### Texte à lire
────────────────

Ce qui peut produire des effets positifs sur l'enseignement-apprentissage, ce sont les reconfigurations pédagogique et didactique, et non la classe inversée en elle-même, ou la classe "accompagnée", inverse de la classe inversée, ou tout autre modification technique et organisationnelle : en d'autres termes, ce que l'on doit viser, ce n'est pas l'"innovation", qui n'est qu'un moyen, mais le "changement", qui est l'objectif: les deux concepts sont trop généralement confondus. Les innovations techniques et organisationnelles ne sont jamais, dans le meilleur des cas, que des "catalyseurs de changement", comme ont pu l'être jadis l'enseignement mutuel ou plus récemment le travail de groupe. Ce ne sont, comme je l'ai écrit dans mon précédent addendum, que des occasions de "relancer les interrogations et expérimentations pédagogiques et didactiques sur les réponses, forcément plurielles et complexes, à apporter aux questions que pose l'enseignement-apprentissage".

 

J'écrivais aussi que ce n'était déjà pas si mal. Mais d'une part, il ne faudrait pas prendre ces innovations, ou les faire passer, pour ce qu'elles ne sont pas et ne peuvent pas donner, sous peine de préparer de nouvelles désillusions. Pour filer la métaphore, l'effet que produit un catalyseur chimique dépend de la nature de la solution dans laquelle il est plongé: l'innovation, c'est le catalyseur introduit dans l'éprouvette, le changement, c'est par exemple le précipité qui se formera alors entre les produits en présence dans l'éprouvette. Les "produits" en présence dans l'"éprouvette" de l'enseignant, ce qui constituera la nature du changement qu'il pourra opérer, ce sont tous ses acquis de formation et d'expérience pédagogiques et didactiques.

 

D'autre part, il faudrait enfin se décider, en France, à innover dans la manière de concevoir et réaliser le changement, ce qui impliquerait d'en finir avec les innovations ponctuelles qui se succèdent dans le temps en se remplaçant l'une l'autre, et qui ne donnent lieu, le plus souvent, qu'à des expérimentations individuelles isolées évaluées elles aussi - quand elles le sont - de manière individuelle et subjective (et sur ce point, les enquêtes de satisfaction des élèves n'apportent rien de plus). Il faudrait enfin lancer des expérimentations collectives à grande échelle avec protocole unique et groupes-témoins, évaluées sur le critère principal de l'amélioration effective des acquisitions langagières de tous les élèves et particulièrement des plus faibles, et comparant les avantages et inconvénients respectifs des effets des différentes "innovations" disponibles en faisant varier les paramètres: âges et niveaux des élèves, nombre d'années d'apprentissage, niveaux de formation des enseignants, types de filières, caractéristiques de l'établissement, etc. Il me semble que ce dont la plupart des enseignants ont besoin, en effet, ce n'est pas de la dernière innovation dont on ne sait encore exactement ni ce qu'elle va donner et à quelles conditions, ni ce qu'elle va provoquer par ailleurs, mais d'une vision la plus globale possible des différents "catalyseurs de changement" disponibles, avec pour chacun d'eux les implications en termes de travail de la part de l'enseignant, les avantages et inconvénients, ainsi que la relation entre les conditions et degrés de réussite.

────────────────

### Consigne
Recopiez mot pour mot le passage du texte sur l'innovation pédagogique qui commence par « J'écrivais aussi que » et se termine par « pédagogiques et didactiques. ».

### Jeu de données
────────────────

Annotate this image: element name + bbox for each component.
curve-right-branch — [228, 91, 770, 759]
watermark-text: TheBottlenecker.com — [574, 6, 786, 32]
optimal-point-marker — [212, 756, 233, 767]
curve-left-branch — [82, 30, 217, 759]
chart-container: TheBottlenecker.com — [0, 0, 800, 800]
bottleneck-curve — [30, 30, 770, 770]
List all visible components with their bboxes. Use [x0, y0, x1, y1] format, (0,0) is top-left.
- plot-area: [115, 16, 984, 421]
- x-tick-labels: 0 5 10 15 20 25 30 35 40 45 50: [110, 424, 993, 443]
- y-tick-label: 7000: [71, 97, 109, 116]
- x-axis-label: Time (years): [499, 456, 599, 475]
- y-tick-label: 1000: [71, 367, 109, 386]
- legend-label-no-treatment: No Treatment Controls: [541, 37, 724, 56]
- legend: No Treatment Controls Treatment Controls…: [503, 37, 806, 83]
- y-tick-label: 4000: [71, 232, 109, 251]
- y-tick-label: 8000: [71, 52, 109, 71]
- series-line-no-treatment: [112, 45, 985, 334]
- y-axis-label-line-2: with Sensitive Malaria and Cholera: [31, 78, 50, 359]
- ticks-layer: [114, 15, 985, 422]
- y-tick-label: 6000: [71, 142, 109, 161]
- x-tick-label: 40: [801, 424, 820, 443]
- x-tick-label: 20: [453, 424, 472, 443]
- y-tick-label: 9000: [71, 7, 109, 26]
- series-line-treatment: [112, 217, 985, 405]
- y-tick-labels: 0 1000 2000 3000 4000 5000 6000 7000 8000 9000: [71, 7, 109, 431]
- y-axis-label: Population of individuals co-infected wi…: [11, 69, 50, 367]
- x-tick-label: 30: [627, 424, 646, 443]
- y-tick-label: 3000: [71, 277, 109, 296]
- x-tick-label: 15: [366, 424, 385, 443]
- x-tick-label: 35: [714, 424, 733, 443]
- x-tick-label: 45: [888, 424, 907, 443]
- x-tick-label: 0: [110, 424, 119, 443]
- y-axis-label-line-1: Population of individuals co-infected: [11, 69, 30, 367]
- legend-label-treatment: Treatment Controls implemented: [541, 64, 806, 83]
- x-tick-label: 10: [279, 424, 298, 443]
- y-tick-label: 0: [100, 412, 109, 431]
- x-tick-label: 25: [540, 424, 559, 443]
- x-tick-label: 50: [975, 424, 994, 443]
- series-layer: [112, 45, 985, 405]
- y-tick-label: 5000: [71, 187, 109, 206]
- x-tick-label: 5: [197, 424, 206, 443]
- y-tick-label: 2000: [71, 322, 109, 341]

────────────────

### Réponse complète
J'écrivais aussi que ce n'était déjà pas si mal. Mais d'une part, il ne faudrait pas prendre ces innovations, ou les faire passer, pour ce qu'elles ne sont pas et ne peuvent pas donner, sous peine de préparer de nouvelles désillusions. Pour filer la métaphore, l'effet que produit un catalyseur chimique dépend de la nature de la solution dans laquelle il est plongé: l'innovation, c'est le catalyseur introduit dans l'éprouvette, le changement, c'est par exemple le précipité qui se formera alors entre les produits en présence dans l'éprouvette. Les "produits" en présence dans l'"éprouvette" de l'enseignant, ce qui constituera la nature du changement qu'il pourra opérer, ce sont tous ses acquis de formation et d'expérience pédagogiques et didactiques.